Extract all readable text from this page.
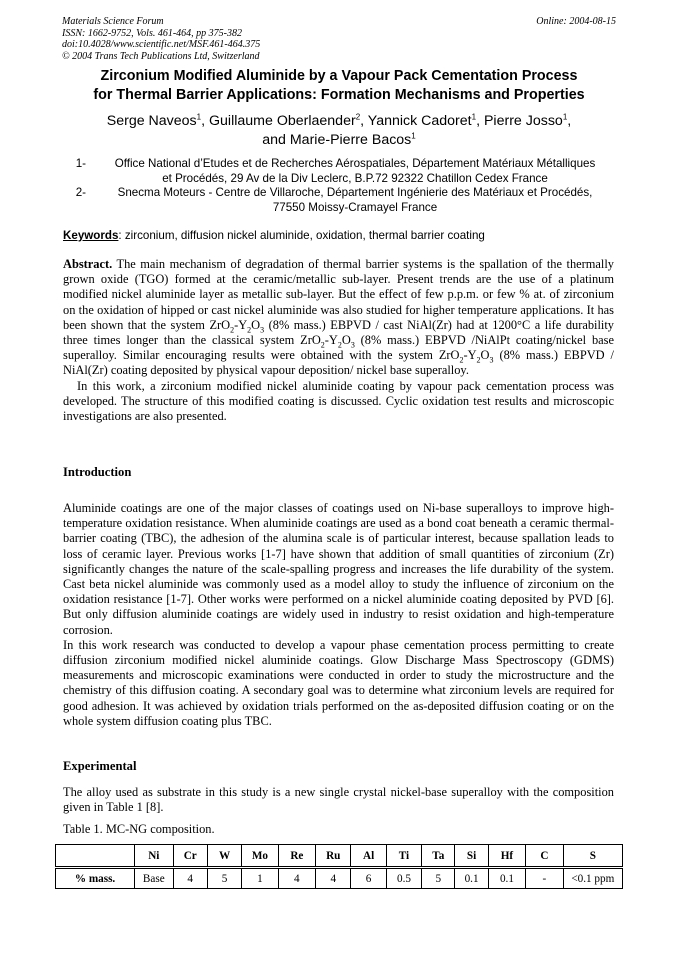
Materials Science Forum
ISSN: 1662-9752, Vols. 461-464, pp 375-382
doi:10.4028/www.scientific.net/MSF.461-464.375
© 2004 Trans Tech Publications Ltd, Switzerland
Online: 2004-08-15
Zirconium Modified Aluminide by a Vapour Pack Cementation Process
for Thermal Barrier Applications: Formation Mechanisms and Properties
Serge Naveos$^1$, Guillaume Oberlaender$^2$, Yannick Cadoret$^1$, Pierre Josso$^1$,
and Marie-Pierre Bacos$^1$
1-	Office National d’Etudes et de Recherches Aérospatiales, Département Matériaux Métalliques
et Procédés, 29 Av de la Div Leclerc, B.P.72 92322 Chatillon Cedex France
2-	Snecma Moteurs - Centre de Villaroche, Département Ingénierie des Matériaux et Procédés,
77550 Moissy-Cramayel France
Keywords: zirconium, diffusion nickel aluminide, oxidation, thermal barrier coating
Abstract. The main mechanism of degradation of thermal barrier systems is the spallation of the thermally grown oxide (TGO) formed at the ceramic/metallic sub-layer. Present trends are the use of a platinum modified nickel aluminide layer as metallic sub-layer. But the effect of few p.p.m. or few % at. of zirconium on the oxidation of hipped or cast nickel aluminide was also studied for higher temperature applications. It has been shown that the system $ZrO_2-Y_2O_3$ (8% mass.) EBPVD / cast NiAl(Zr) had at 1200°C a life durability three times longer than the classical system $ZrO_2-Y_2O_3$ (8% mass.) EBPVD /NiAlPt coating/nickel base superalloy. Similar encouraging results were obtained with the system $ZrO_2-Y_2O_3$ (8% mass.) EBPVD / NiAl(Zr) coating deposited by physical vapour deposition/ nickel base superalloy.
In this work, a zirconium modified nickel aluminide coating by vapour pack cementation process was developed. The structure of this modified coating is discussed. Cyclic oxidation test results and microscopic investigations are also presented.
Introduction
Aluminide coatings are one of the major classes of coatings used on Ni-base superalloys to improve high-temperature oxidation resistance. When aluminide coatings are used as a bond coat beneath a ceramic thermal-barrier coating (TBC), the adhesion of the alumina scale is of particular interest, because spallation leads to loss of ceramic layer. Previous works [1-7] have shown that addition of small quantities of zirconium (Zr) significantly changes the nature of the scale-spalling progress and increases the life durability of the system. Cast beta nickel aluminide was commonly used as a model alloy to study the influence of zirconium on the oxidation resistance [1-7]. Other works were performed on a nickel aluminide coating deposited by PVD [6]. But only diffusion aluminide coatings are widely used in industry to resist oxidation and high-temperature corrosion.
In this work research was conducted to develop a vapour phase cementation process permitting to create diffusion zirconium modified nickel aluminide coatings. Glow Discharge Mass Spectroscopy (GDMS) measurements and microscopic examinations were conducted in order to study the microstructure and the chemistry of this diffusion coating. A secondary goal was to determine what zirconium levels are required for good adhesion. It was achieved by oxidation trials performed on the as-deposited diffusion coating or on the whole system diffusion coating plus TBC.
Experimental
The alloy used as substrate in this study is a new single crystal nickel-base superalloy with the composition given in Table 1 [8].
Table 1. MC-NG composition.
	Ni	Cr	W	Mo	Re	Ru	Al	Ti	Ta	Si	Hf	C	S
% mass.	Base	4	5	1	4	4	6	0.5	5	0.1	0.1	-	<0.1 ppm
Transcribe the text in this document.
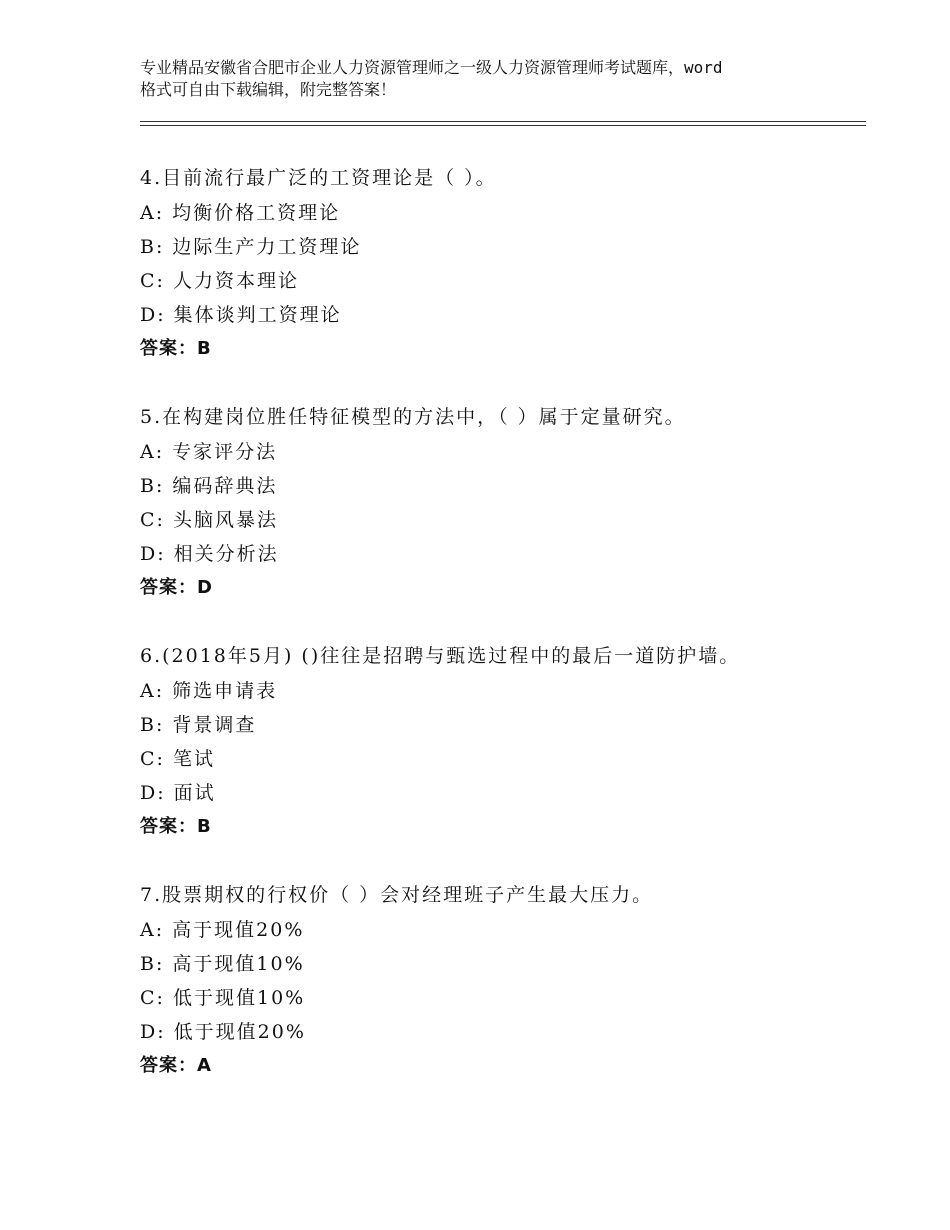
专业精品安徽省合肥市企业人力资源管理师之一级人力资源管理师考试题库，word
格式可自由下载编辑，附完整答案！
4.目前流行最广泛的工资理论是（ ）。
A: 均衡价格工资理论
B: 边际生产力工资理论
C: 人力资本理论
D: 集体谈判工资理论
答案：B
5.在构建岗位胜任特征模型的方法中，（ ）属于定量研究。
A: 专家评分法
B: 编码辞典法
C: 头脑风暴法
D: 相关分析法
答案：D
6.(2018年5月) ()往往是招聘与甄选过程中的最后一道防护墙。
A: 筛选申请表
B: 背景调查
C: 笔试
D: 面试
答案：B
7.股票期权的行权价（ ）会对经理班子产生最大压力。
A: 高于现值20%
B: 高于现值10%
C: 低于现值10%
D: 低于现值20%
答案：A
• • • •
Your job is to transcribe the entries above exactly; skip the pictures.

**Written response:**
Extract all readable text from this page.
Materials Science Forum
ISSN: 1662-9752, Vols. 461-464, pp 375-382
doi:10.4028/www.scientific.net/MSF.461-464.375
© 2004 Trans Tech Publications Ltd, Switzerland
Online: 2004-08-15
Zirconium Modified Aluminide by a Vapour Pack Cementation Process
for Thermal Barrier Applications: Formation Mechanisms and Properties
Serge Naveos$^1$, Guillaume Oberlaender$^2$, Yannick Cadoret$^1$, Pierre Josso$^1$,
and Marie-Pierre Bacos$^1$
1-	Office National d’Etudes et de Recherches Aérospatiales, Département Matériaux Métalliques
et Procédés, 29 Av de la Div Leclerc, B.P.72 92322 Chatillon Cedex France
2-	Snecma Moteurs - Centre de Villaroche, Département Ingénierie des Matériaux et Procédés,
77550 Moissy-Cramayel France
Keywords: zirconium, diffusion nickel aluminide, oxidation, thermal barrier coating
Abstract. The main mechanism of degradation of thermal barrier systems is the spallation of the thermally grown oxide (TGO) formed at the ceramic/metallic sub-layer. Present trends are the use of a platinum modified nickel aluminide layer as metallic sub-layer. But the effect of few p.p.m. or few % at. of zirconium on the oxidation of hipped or cast nickel aluminide was also studied for higher temperature applications. It has been shown that the system $ZrO_2-Y_2O_3$ (8% mass.) EBPVD / cast NiAl(Zr) had at 1200°C a life durability three times longer than the classical system $ZrO_2-Y_2O_3$ (8% mass.) EBPVD /NiAlPt coating/nickel base superalloy. Similar encouraging results were obtained with the system $ZrO_2-Y_2O_3$ (8% mass.) EBPVD / NiAl(Zr) coating deposited by physical vapour deposition/ nickel base superalloy.
In this work, a zirconium modified nickel aluminide coating by vapour pack cementation process was developed. The structure of this modified coating is discussed. Cyclic oxidation test results and microscopic investigations are also presented.
Introduction
Aluminide coatings are one of the major classes of coatings used on Ni-base superalloys to improve high-temperature oxidation resistance. When aluminide coatings are used as a bond coat beneath a ceramic thermal-barrier coating (TBC), the adhesion of the alumina scale is of particular interest, because spallation leads to loss of ceramic layer. Previous works [1-7] have shown that addition of small quantities of zirconium (Zr) significantly changes the nature of the scale-spalling progress and increases the life durability of the system. Cast beta nickel aluminide was commonly used as a model alloy to study the influence of zirconium on the oxidation resistance [1-7]. Other works were performed on a nickel aluminide coating deposited by PVD [6]. But only diffusion aluminide coatings are widely used in industry to resist oxidation and high-temperature corrosion.
In this work research was conducted to develop a vapour phase cementation process permitting to create diffusion zirconium modified nickel aluminide coatings. Glow Discharge Mass Spectroscopy (GDMS) measurements and microscopic examinations were conducted in order to study the microstructure and the chemistry of this diffusion coating. A secondary goal was to determine what zirconium levels are required for good adhesion. It was achieved by oxidation trials performed on the as-deposited diffusion coating or on the whole system diffusion coating plus TBC.
Experimental
The alloy used as substrate in this study is a new single crystal nickel-base superalloy with the composition given in Table 1 [8].
Table 1. MC-NG composition.
	Ni	Cr	W	Mo	Re	Ru	Al	Ti	Ta	Si	Hf	C	S
% mass.	Base	4	5	1	4	4	6	0.5	5	0.1	0.1	-	<0.1 ppm
Transcribe the text in this document.
专业精品安徽省合肥市企业人力资源管理师之一级人力资源管理师考试题库，word
格式可自由下载编辑，附完整答案！
4.目前流行最广泛的工资理论是（ ）。
A: 均衡价格工资理论
B: 边际生产力工资理论
C: 人力资本理论
D: 集体谈判工资理论
答案：B
5.在构建岗位胜任特征模型的方法中，（ ）属于定量研究。
A: 专家评分法
B: 编码辞典法
C: 头脑风暴法
D: 相关分析法
答案：D
6.(2018年5月) ()往往是招聘与甄选过程中的最后一道防护墙。
A: 筛选申请表
B: 背景调查
C: 笔试
D: 面试
答案：B
7.股票期权的行权价（ ）会对经理班子产生最大压力。
A: 高于现值20%
B: 高于现值10%
C: 低于现值10%
D: 低于现值20%
答案：A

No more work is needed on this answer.